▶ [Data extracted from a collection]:
>> Begin

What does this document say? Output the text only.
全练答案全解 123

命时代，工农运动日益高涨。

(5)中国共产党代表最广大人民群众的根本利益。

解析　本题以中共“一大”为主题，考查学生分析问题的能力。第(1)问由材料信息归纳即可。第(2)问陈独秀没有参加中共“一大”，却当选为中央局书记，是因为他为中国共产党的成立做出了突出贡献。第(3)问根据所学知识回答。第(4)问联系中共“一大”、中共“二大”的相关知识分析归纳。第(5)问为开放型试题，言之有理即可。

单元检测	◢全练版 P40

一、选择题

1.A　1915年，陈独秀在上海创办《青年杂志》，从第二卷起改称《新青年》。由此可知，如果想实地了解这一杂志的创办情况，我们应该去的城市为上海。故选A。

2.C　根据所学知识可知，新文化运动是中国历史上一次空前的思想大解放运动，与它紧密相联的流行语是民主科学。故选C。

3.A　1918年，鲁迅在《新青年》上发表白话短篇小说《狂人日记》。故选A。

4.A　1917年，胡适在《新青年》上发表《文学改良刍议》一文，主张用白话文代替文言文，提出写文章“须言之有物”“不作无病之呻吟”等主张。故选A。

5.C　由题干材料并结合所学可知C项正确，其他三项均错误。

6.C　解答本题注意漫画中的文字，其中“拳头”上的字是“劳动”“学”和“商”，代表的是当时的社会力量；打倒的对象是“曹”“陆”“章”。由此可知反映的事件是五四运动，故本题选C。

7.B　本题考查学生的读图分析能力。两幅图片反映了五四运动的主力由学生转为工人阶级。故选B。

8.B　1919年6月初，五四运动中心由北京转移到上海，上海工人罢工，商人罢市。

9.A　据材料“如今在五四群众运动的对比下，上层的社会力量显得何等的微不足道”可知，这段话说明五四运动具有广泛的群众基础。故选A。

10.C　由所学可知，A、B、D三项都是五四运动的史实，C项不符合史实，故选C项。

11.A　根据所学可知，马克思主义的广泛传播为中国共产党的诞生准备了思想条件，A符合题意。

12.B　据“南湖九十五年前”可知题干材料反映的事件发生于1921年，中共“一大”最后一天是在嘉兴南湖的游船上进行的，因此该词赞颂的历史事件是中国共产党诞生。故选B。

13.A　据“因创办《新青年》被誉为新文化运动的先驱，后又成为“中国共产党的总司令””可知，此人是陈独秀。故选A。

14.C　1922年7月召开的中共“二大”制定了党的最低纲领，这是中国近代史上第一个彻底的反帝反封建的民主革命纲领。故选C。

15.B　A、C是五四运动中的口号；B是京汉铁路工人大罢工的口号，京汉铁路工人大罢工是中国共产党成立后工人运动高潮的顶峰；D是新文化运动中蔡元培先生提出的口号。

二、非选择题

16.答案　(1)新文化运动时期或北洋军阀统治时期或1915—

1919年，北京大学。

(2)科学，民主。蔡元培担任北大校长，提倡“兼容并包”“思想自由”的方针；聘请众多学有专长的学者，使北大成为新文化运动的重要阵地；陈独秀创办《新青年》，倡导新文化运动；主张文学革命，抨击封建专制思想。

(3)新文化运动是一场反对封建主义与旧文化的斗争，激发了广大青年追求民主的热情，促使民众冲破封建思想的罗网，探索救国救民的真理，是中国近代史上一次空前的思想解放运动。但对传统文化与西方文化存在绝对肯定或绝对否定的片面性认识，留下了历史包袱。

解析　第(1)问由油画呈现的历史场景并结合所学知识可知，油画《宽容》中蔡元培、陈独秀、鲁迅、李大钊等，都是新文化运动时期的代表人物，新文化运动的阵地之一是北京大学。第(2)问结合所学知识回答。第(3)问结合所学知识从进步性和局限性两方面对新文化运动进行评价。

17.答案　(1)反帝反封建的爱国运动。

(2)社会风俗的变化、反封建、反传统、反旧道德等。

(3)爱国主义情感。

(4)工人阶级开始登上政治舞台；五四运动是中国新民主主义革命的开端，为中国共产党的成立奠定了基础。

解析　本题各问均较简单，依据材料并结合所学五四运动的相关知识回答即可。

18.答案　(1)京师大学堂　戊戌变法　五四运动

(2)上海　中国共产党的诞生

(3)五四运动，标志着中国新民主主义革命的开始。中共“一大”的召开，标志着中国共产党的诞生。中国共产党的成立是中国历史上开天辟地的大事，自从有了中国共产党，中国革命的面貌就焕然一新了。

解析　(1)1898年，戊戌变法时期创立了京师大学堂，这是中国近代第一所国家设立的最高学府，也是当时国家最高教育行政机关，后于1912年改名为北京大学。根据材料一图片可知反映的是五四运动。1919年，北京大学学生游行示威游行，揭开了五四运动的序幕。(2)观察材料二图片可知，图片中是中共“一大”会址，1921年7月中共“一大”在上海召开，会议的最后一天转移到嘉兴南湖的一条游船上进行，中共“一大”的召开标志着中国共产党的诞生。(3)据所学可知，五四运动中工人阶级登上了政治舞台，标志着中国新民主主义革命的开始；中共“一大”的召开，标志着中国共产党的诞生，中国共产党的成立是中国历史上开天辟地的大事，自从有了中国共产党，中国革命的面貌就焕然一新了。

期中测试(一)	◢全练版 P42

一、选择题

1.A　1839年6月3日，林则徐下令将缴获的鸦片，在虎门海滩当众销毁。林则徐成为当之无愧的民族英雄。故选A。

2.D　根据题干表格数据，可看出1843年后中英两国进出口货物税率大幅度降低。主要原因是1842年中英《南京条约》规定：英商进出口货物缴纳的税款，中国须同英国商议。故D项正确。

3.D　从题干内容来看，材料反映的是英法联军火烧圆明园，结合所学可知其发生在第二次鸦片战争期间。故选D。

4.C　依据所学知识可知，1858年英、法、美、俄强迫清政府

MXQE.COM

>> End

▶ [THE PROBLEM]:
Transcribe the material above in its entirety. Match it exactly.

▶ [RESULT]:
What does this document say? Output the text only.
全练答案全解 123

命时代，工农运动日益高涨。

(5)中国共产党代表最广大人民群众的根本利益。

解析　本题以中共“一大”为主题，考查学生分析问题的能力。第(1)问由材料信息归纳即可。第(2)问陈独秀没有参加中共“一大”，却当选为中央局书记，是因为他为中国共产党的成立做出了突出贡献。第(3)问根据所学知识回答。第(4)问联系中共“一大”、中共“二大”的相关知识分析归纳。第(5)问为开放型试题，言之有理即可。

单元检测	◢全练版 P40

一、选择题

1.A　1915年，陈独秀在上海创办《青年杂志》，从第二卷起改称《新青年》。由此可知，如果想实地了解这一杂志的创办情况，我们应该去的城市为上海。故选A。

2.C　根据所学知识可知，新文化运动是中国历史上一次空前的思想大解放运动，与它紧密相联的流行语是民主科学。故选C。

3.A　1918年，鲁迅在《新青年》上发表白话短篇小说《狂人日记》。故选A。

4.A　1917年，胡适在《新青年》上发表《文学改良刍议》一文，主张用白话文代替文言文，提出写文章“须言之有物”“不作无病之呻吟”等主张。故选A。

5.C　由题干材料并结合所学可知C项正确，其他三项均错误。

6.C　解答本题注意漫画中的文字，其中“拳头”上的字是“劳动”“学”和“商”，代表的是当时的社会力量；打倒的对象是“曹”“陆”“章”。由此可知反映的事件是五四运动，故本题选C。

7.B　本题考查学生的读图分析能力。两幅图片反映了五四运动的主力由学生转为工人阶级。故选B。

8.B　1919年6月初，五四运动中心由北京转移到上海，上海工人罢工，商人罢市。

9.A　据材料“如今在五四群众运动的对比下，上层的社会力量显得何等的微不足道”可知，这段话说明五四运动具有广泛的群众基础。故选A。

10.C　由所学可知，A、B、D三项都是五四运动的史实，C项不符合史实，故选C项。

11.A　根据所学可知，马克思主义的广泛传播为中国共产党的诞生准备了思想条件，A符合题意。

12.B　据“南湖九十五年前”可知题干材料反映的事件发生于1921年，中共“一大”最后一天是在嘉兴南湖的游船上进行的，因此该词赞颂的历史事件是中国共产党诞生。故选B。

13.A　据“因创办《新青年》被誉为新文化运动的先驱，后又成为“中国共产党的总司令””可知，此人是陈独秀。故选A。

14.C　1922年7月召开的中共“二大”制定了党的最低纲领，这是中国近代史上第一个彻底的反帝反封建的民主革命纲领。故选C。

15.B　A、C是五四运动中的口号；B是京汉铁路工人大罢工的口号，京汉铁路工人大罢工是中国共产党成立后工人运动高潮的顶峰；D是新文化运动中蔡元培先生提出的口号。

二、非选择题

16.答案　(1)新文化运动时期或北洋军阀统治时期或1915—

1919年，北京大学。

(2)科学，民主。蔡元培担任北大校长，提倡“兼容并包”“思想自由”的方针；聘请众多学有专长的学者，使北大成为新文化运动的重要阵地；陈独秀创办《新青年》，倡导新文化运动；主张文学革命，抨击封建专制思想。

(3)新文化运动是一场反对封建主义与旧文化的斗争，激发了广大青年追求民主的热情，促使民众冲破封建思想的罗网，探索救国救民的真理，是中国近代史上一次空前的思想解放运动。但对传统文化与西方文化存在绝对肯定或绝对否定的片面性认识，留下了历史包袱。

解析　第(1)问由油画呈现的历史场景并结合所学知识可知，油画《宽容》中蔡元培、陈独秀、鲁迅、李大钊等，都是新文化运动时期的代表人物，新文化运动的阵地之一是北京大学。第(2)问结合所学知识回答。第(3)问结合所学知识从进步性和局限性两方面对新文化运动进行评价。

17.答案　(1)反帝反封建的爱国运动。

(2)社会风俗的变化、反封建、反传统、反旧道德等。

(3)爱国主义情感。

(4)工人阶级开始登上政治舞台；五四运动是中国新民主主义革命的开端，为中国共产党的成立奠定了基础。

解析　本题各问均较简单，依据材料并结合所学五四运动的相关知识回答即可。

18.答案　(1)京师大学堂　戊戌变法　五四运动

(2)上海　中国共产党的诞生

(3)五四运动，标志着中国新民主主义革命的开始。中共“一大”的召开，标志着中国共产党的诞生。中国共产党的成立是中国历史上开天辟地的大事，自从有了中国共产党，中国革命的面貌就焕然一新了。

解析　(1)1898年，戊戌变法时期创立了京师大学堂，这是中国近代第一所国家设立的最高学府，也是当时国家最高教育行政机关，后于1912年改名为北京大学。根据材料一图片可知反映的是五四运动。1919年，北京大学学生游行示威游行，揭开了五四运动的序幕。(2)观察材料二图片可知，图片中是中共“一大”会址，1921年7月中共“一大”在上海召开，会议的最后一天转移到嘉兴南湖的一条游船上进行，中共“一大”的召开标志着中国共产党的诞生。(3)据所学可知，五四运动中工人阶级登上了政治舞台，标志着中国新民主主义革命的开始；中共“一大”的召开，标志着中国共产党的诞生，中国共产党的成立是中国历史上开天辟地的大事，自从有了中国共产党，中国革命的面貌就焕然一新了。

期中测试(一)	◢全练版 P42

一、选择题

1.A　1839年6月3日，林则徐下令将缴获的鸦片，在虎门海滩当众销毁。林则徐成为当之无愧的民族英雄。故选A。

2.D　根据题干表格数据，可看出1843年后中英两国进出口货物税率大幅度降低。主要原因是1842年中英《南京条约》规定：英商进出口货物缴纳的税款，中国须同英国商议。故D项正确。

3.D　从题干内容来看，材料反映的是英法联军火烧圆明园，结合所学可知其发生在第二次鸦片战争期间。故选D。

4.C　依据所学知识可知，1858年英、法、美、俄强迫清政府

MXQE.COM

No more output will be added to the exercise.